Exercise task: Your task is to print all of the data word for word.

Given entries:
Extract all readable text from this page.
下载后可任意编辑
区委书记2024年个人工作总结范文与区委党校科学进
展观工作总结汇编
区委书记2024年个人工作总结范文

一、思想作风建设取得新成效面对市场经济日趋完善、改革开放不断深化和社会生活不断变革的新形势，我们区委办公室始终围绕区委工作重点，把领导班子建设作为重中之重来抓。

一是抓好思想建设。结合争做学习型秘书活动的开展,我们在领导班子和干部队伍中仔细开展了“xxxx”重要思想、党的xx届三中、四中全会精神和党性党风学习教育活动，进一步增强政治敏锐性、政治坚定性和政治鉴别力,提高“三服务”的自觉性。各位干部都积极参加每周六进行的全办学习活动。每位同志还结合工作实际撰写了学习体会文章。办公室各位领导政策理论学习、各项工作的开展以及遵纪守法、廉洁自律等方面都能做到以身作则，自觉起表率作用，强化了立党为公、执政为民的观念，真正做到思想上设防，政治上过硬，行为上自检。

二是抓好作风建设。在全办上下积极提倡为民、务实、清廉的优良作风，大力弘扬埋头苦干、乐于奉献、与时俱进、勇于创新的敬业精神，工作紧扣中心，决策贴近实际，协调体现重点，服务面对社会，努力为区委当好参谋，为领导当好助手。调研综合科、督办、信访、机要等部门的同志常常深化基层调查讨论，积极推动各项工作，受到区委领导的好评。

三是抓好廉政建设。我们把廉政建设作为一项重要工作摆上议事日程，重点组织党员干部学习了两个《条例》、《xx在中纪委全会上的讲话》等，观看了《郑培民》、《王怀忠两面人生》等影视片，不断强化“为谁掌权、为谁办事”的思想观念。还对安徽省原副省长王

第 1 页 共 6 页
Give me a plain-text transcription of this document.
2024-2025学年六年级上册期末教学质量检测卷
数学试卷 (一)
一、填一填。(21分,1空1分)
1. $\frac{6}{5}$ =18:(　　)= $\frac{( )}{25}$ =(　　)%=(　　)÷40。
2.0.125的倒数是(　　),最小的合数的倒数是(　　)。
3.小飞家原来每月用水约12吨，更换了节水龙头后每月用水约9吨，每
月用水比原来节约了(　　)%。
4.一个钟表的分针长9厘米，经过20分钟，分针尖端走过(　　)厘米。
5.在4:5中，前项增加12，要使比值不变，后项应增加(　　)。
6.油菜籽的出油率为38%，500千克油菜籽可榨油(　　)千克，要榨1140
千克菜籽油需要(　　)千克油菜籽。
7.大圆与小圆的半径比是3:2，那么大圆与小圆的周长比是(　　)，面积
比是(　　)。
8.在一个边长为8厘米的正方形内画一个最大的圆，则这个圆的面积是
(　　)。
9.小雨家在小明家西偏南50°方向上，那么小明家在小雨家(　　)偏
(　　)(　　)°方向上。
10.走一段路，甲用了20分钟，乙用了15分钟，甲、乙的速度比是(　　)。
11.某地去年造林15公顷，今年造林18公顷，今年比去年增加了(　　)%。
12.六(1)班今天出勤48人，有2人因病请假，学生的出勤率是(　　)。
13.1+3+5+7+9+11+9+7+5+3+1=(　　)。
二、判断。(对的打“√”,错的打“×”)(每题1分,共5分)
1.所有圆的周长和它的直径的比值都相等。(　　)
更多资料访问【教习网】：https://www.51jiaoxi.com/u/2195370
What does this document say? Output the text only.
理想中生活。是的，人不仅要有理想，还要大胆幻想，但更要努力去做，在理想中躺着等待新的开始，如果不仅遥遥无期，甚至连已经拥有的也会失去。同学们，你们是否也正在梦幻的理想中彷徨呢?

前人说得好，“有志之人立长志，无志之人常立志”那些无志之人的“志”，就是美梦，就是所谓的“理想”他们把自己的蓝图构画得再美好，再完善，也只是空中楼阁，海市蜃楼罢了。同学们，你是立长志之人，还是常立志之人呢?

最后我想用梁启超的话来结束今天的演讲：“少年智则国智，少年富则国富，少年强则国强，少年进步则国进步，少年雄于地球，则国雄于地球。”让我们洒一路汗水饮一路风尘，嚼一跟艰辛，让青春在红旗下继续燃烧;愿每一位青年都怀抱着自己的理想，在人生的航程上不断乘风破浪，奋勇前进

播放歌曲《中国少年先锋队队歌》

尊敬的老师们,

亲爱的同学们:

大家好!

Answer to the task:
Extract all readable text from this page.
下载后可任意编辑
区委书记2024年个人工作总结范文与区委党校科学进
展观工作总结汇编
区委书记2024年个人工作总结范文

一、思想作风建设取得新成效面对市场经济日趋完善、改革开放不断深化和社会生活不断变革的新形势，我们区委办公室始终围绕区委工作重点，把领导班子建设作为重中之重来抓。

一是抓好思想建设。结合争做学习型秘书活动的开展,我们在领导班子和干部队伍中仔细开展了“xxxx”重要思想、党的xx届三中、四中全会精神和党性党风学习教育活动，进一步增强政治敏锐性、政治坚定性和政治鉴别力,提高“三服务”的自觉性。各位干部都积极参加每周六进行的全办学习活动。每位同志还结合工作实际撰写了学习体会文章。办公室各位领导政策理论学习、各项工作的开展以及遵纪守法、廉洁自律等方面都能做到以身作则，自觉起表率作用，强化了立党为公、执政为民的观念，真正做到思想上设防，政治上过硬，行为上自检。

二是抓好作风建设。在全办上下积极提倡为民、务实、清廉的优良作风，大力弘扬埋头苦干、乐于奉献、与时俱进、勇于创新的敬业精神，工作紧扣中心，决策贴近实际，协调体现重点，服务面对社会，努力为区委当好参谋，为领导当好助手。调研综合科、督办、信访、机要等部门的同志常常深化基层调查讨论，积极推动各项工作，受到区委领导的好评。

三是抓好廉政建设。我们把廉政建设作为一项重要工作摆上议事日程，重点组织党员干部学习了两个《条例》、《xx在中纪委全会上的讲话》等，观看了《郑培民》、《王怀忠两面人生》等影视片，不断强化“为谁掌权、为谁办事”的思想观念。还对安徽省原副省长王

第 1 页 共 6 页
Give me a plain-text transcription of this document.
2024-2025学年六年级上册期末教学质量检测卷
数学试卷 (一)
一、填一填。(21分,1空1分)
1. $\frac{6}{5}$ =18:(　　)= $\frac{( )}{25}$ =(　　)%=(　　)÷40。
2.0.125的倒数是(　　),最小的合数的倒数是(　　)。
3.小飞家原来每月用水约12吨，更换了节水龙头后每月用水约9吨，每
月用水比原来节约了(　　)%。
4.一个钟表的分针长9厘米，经过20分钟，分针尖端走过(　　)厘米。
5.在4:5中，前项增加12，要使比值不变，后项应增加(　　)。
6.油菜籽的出油率为38%，500千克油菜籽可榨油(　　)千克，要榨1140
千克菜籽油需要(　　)千克油菜籽。
7.大圆与小圆的半径比是3:2，那么大圆与小圆的周长比是(　　)，面积
比是(　　)。
8.在一个边长为8厘米的正方形内画一个最大的圆，则这个圆的面积是
(　　)。
9.小雨家在小明家西偏南50°方向上，那么小明家在小雨家(　　)偏
(　　)(　　)°方向上。
10.走一段路，甲用了20分钟，乙用了15分钟，甲、乙的速度比是(　　)。
11.某地去年造林15公顷，今年造林18公顷，今年比去年增加了(　　)%。
12.六(1)班今天出勤48人，有2人因病请假，学生的出勤率是(　　)。
13.1+3+5+7+9+11+9+7+5+3+1=(　　)。
二、判断。(对的打“√”,错的打“×”)(每题1分,共5分)
1.所有圆的周长和它的直径的比值都相等。(　　)
更多资料访问【教习网】：https://www.51jiaoxi.com/u/2195370
What does this document say? Output the text only.
理想中生活。是的，人不仅要有理想，还要大胆幻想，但更要努力去做，在理想中躺着等待新的开始，如果不仅遥遥无期，甚至连已经拥有的也会失去。同学们，你们是否也正在梦幻的理想中彷徨呢?

前人说得好，“有志之人立长志，无志之人常立志”那些无志之人的“志”，就是美梦，就是所谓的“理想”他们把自己的蓝图构画得再美好，再完善，也只是空中楼阁，海市蜃楼罢了。同学们，你是立长志之人，还是常立志之人呢?

最后我想用梁启超的话来结束今天的演讲：“少年智则国智，少年富则国富，少年强则国强，少年进步则国进步，少年雄于地球，则国雄于地球。”让我们洒一路汗水饮一路风尘，嚼一跟艰辛，让青春在红旗下继续燃烧;愿每一位青年都怀抱着自己的理想，在人生的航程上不断乘风破浪，奋勇前进

播放歌曲《中国少年先锋队队歌》

尊敬的老师们,

亲爱的同学们:

大家好!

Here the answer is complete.